[start RECORDS SUPPLIED]
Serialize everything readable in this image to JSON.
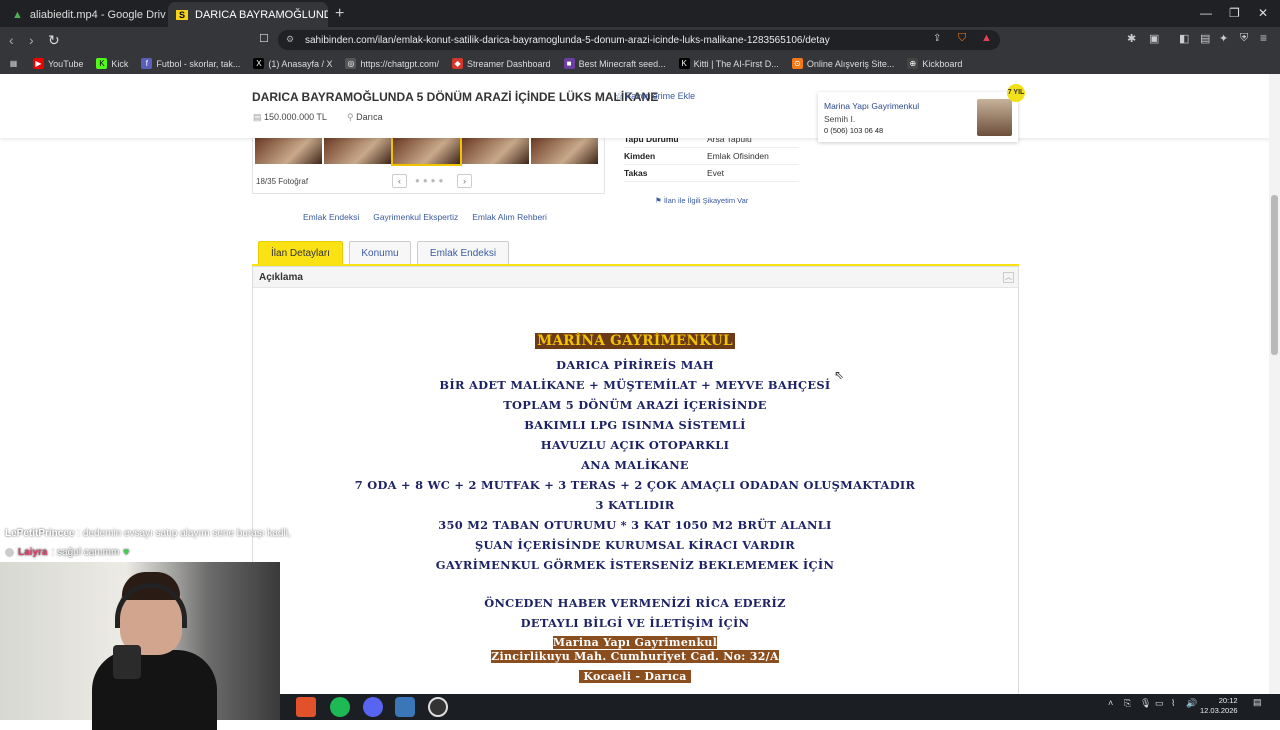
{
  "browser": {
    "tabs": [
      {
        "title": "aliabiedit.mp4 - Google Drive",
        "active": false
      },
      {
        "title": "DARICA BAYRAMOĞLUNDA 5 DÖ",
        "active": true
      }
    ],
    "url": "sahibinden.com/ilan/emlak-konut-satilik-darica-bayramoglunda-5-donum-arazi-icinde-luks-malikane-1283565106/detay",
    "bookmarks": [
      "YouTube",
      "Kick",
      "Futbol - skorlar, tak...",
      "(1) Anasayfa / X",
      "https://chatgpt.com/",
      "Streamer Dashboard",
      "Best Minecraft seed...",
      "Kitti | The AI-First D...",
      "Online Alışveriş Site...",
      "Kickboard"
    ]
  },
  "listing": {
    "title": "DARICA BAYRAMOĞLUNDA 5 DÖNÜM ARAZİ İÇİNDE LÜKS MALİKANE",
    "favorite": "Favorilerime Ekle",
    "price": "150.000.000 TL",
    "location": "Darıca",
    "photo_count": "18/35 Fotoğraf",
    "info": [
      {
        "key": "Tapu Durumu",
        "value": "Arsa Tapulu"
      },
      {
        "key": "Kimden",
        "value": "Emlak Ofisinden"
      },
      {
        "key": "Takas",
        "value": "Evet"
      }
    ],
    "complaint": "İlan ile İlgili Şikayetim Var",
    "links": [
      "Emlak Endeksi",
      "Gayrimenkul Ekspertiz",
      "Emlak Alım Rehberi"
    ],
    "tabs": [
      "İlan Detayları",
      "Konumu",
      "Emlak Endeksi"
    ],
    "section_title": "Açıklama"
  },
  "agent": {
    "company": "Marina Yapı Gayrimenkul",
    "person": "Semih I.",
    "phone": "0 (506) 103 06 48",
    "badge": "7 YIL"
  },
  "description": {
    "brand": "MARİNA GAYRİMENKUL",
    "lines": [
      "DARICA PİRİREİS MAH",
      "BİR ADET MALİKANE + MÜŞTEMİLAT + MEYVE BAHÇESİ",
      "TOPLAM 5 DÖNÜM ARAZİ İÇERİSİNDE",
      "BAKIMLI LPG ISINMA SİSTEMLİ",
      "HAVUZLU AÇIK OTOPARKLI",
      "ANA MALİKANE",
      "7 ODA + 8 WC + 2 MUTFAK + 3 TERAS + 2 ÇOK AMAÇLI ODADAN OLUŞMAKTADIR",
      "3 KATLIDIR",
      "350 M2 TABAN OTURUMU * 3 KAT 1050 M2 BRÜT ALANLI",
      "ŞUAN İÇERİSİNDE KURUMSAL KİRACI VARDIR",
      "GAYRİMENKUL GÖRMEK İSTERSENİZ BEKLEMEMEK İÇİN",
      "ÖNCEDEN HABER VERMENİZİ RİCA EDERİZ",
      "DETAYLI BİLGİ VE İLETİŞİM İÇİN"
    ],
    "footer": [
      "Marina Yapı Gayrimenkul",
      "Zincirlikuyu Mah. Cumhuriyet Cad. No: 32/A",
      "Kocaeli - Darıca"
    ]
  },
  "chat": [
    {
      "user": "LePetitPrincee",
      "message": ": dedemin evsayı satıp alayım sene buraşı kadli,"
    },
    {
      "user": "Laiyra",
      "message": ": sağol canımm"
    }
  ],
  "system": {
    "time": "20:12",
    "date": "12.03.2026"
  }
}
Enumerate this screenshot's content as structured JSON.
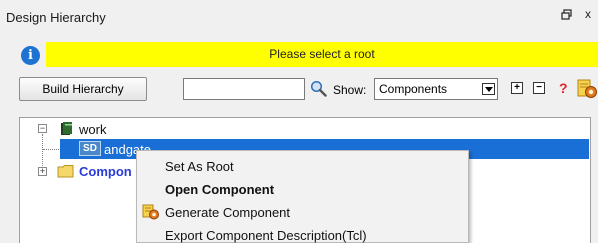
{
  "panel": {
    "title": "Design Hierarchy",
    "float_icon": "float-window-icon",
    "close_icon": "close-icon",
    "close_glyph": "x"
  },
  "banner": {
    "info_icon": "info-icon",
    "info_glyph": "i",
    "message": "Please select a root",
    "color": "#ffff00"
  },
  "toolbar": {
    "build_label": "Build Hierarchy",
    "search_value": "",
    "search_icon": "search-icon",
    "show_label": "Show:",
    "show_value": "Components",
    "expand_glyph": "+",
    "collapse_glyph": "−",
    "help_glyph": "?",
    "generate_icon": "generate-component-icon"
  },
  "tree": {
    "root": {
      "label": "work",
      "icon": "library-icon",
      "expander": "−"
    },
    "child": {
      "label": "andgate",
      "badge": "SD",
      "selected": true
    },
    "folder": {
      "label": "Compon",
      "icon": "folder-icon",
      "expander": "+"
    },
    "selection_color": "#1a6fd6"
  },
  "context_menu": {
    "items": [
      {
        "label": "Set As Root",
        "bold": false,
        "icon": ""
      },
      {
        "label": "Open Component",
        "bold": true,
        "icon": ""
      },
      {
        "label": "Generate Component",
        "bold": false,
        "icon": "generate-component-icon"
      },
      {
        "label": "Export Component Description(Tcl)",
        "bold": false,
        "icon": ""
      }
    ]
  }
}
[end RECORDS SUPPLIED]
[EXERCISE INSTRUCTIONS] Reproduce each line word for word and drop the pictures.

[EXERCISE RESPONSE]
Serialize everything readable in this image to JSON.
{
  "browser": {
    "tabs": [
      {
        "title": "aliabiedit.mp4 - Google Drive",
        "active": false
      },
      {
        "title": "DARICA BAYRAMOĞLUNDA 5 DÖ",
        "active": true
      }
    ],
    "url": "sahibinden.com/ilan/emlak-konut-satilik-darica-bayramoglunda-5-donum-arazi-icinde-luks-malikane-1283565106/detay",
    "bookmarks": [
      "YouTube",
      "Kick",
      "Futbol - skorlar, tak...",
      "(1) Anasayfa / X",
      "https://chatgpt.com/",
      "Streamer Dashboard",
      "Best Minecraft seed...",
      "Kitti | The AI-First D...",
      "Online Alışveriş Site...",
      "Kickboard"
    ]
  },
  "listing": {
    "title": "DARICA BAYRAMOĞLUNDA 5 DÖNÜM ARAZİ İÇİNDE LÜKS MALİKANE",
    "favorite": "Favorilerime Ekle",
    "price": "150.000.000 TL",
    "location": "Darıca",
    "photo_count": "18/35 Fotoğraf",
    "info": [
      {
        "key": "Tapu Durumu",
        "value": "Arsa Tapulu"
      },
      {
        "key": "Kimden",
        "value": "Emlak Ofisinden"
      },
      {
        "key": "Takas",
        "value": "Evet"
      }
    ],
    "complaint": "İlan ile İlgili Şikayetim Var",
    "links": [
      "Emlak Endeksi",
      "Gayrimenkul Ekspertiz",
      "Emlak Alım Rehberi"
    ],
    "tabs": [
      "İlan Detayları",
      "Konumu",
      "Emlak Endeksi"
    ],
    "section_title": "Açıklama"
  },
  "agent": {
    "company": "Marina Yapı Gayrimenkul",
    "person": "Semih I.",
    "phone": "0 (506) 103 06 48",
    "badge": "7 YIL"
  },
  "description": {
    "brand": "MARİNA GAYRİMENKUL",
    "lines": [
      "DARICA PİRİREİS MAH",
      "BİR ADET MALİKANE + MÜŞTEMİLAT + MEYVE BAHÇESİ",
      "TOPLAM 5 DÖNÜM ARAZİ İÇERİSİNDE",
      "BAKIMLI LPG ISINMA SİSTEMLİ",
      "HAVUZLU AÇIK OTOPARKLI",
      "ANA MALİKANE",
      "7 ODA + 8 WC + 2 MUTFAK + 3 TERAS + 2 ÇOK AMAÇLI ODADAN OLUŞMAKTADIR",
      "3 KATLIDIR",
      "350 M2 TABAN OTURUMU * 3 KAT 1050 M2 BRÜT ALANLI",
      "ŞUAN İÇERİSİNDE KURUMSAL KİRACI VARDIR",
      "GAYRİMENKUL GÖRMEK İSTERSENİZ BEKLEMEMEK İÇİN",
      "ÖNCEDEN HABER VERMENİZİ RİCA EDERİZ",
      "DETAYLI BİLGİ VE İLETİŞİM İÇİN"
    ],
    "footer": [
      "Marina Yapı Gayrimenkul",
      "Zincirlikuyu Mah. Cumhuriyet Cad. No: 32/A",
      "Kocaeli - Darıca"
    ]
  },
  "chat": [
    {
      "user": "LePetitPrincee",
      "message": ": dedemin evsayı satıp alayım sene buraşı kadli,"
    },
    {
      "user": "Laiyra",
      "message": ": sağol canımm"
    }
  ],
  "system": {
    "time": "20:12",
    "date": "12.03.2026"
  }
}
Enumerate this screenshot's content as structured JSON.
{
  "panel": {
    "title": "Design Hierarchy",
    "float_icon": "float-window-icon",
    "close_icon": "close-icon",
    "close_glyph": "x"
  },
  "banner": {
    "info_icon": "info-icon",
    "info_glyph": "i",
    "message": "Please select a root",
    "color": "#ffff00"
  },
  "toolbar": {
    "build_label": "Build Hierarchy",
    "search_value": "",
    "search_icon": "search-icon",
    "show_label": "Show:",
    "show_value": "Components",
    "expand_glyph": "+",
    "collapse_glyph": "−",
    "help_glyph": "?",
    "generate_icon": "generate-component-icon"
  },
  "tree": {
    "root": {
      "label": "work",
      "icon": "library-icon",
      "expander": "−"
    },
    "child": {
      "label": "andgate",
      "badge": "SD",
      "selected": true
    },
    "folder": {
      "label": "Compon",
      "icon": "folder-icon",
      "expander": "+"
    },
    "selection_color": "#1a6fd6"
  },
  "context_menu": {
    "items": [
      {
        "label": "Set As Root",
        "bold": false,
        "icon": ""
      },
      {
        "label": "Open Component",
        "bold": true,
        "icon": ""
      },
      {
        "label": "Generate Component",
        "bold": false,
        "icon": "generate-component-icon"
      },
      {
        "label": "Export Component Description(Tcl)",
        "bold": false,
        "icon": ""
      }
    ]
  }
}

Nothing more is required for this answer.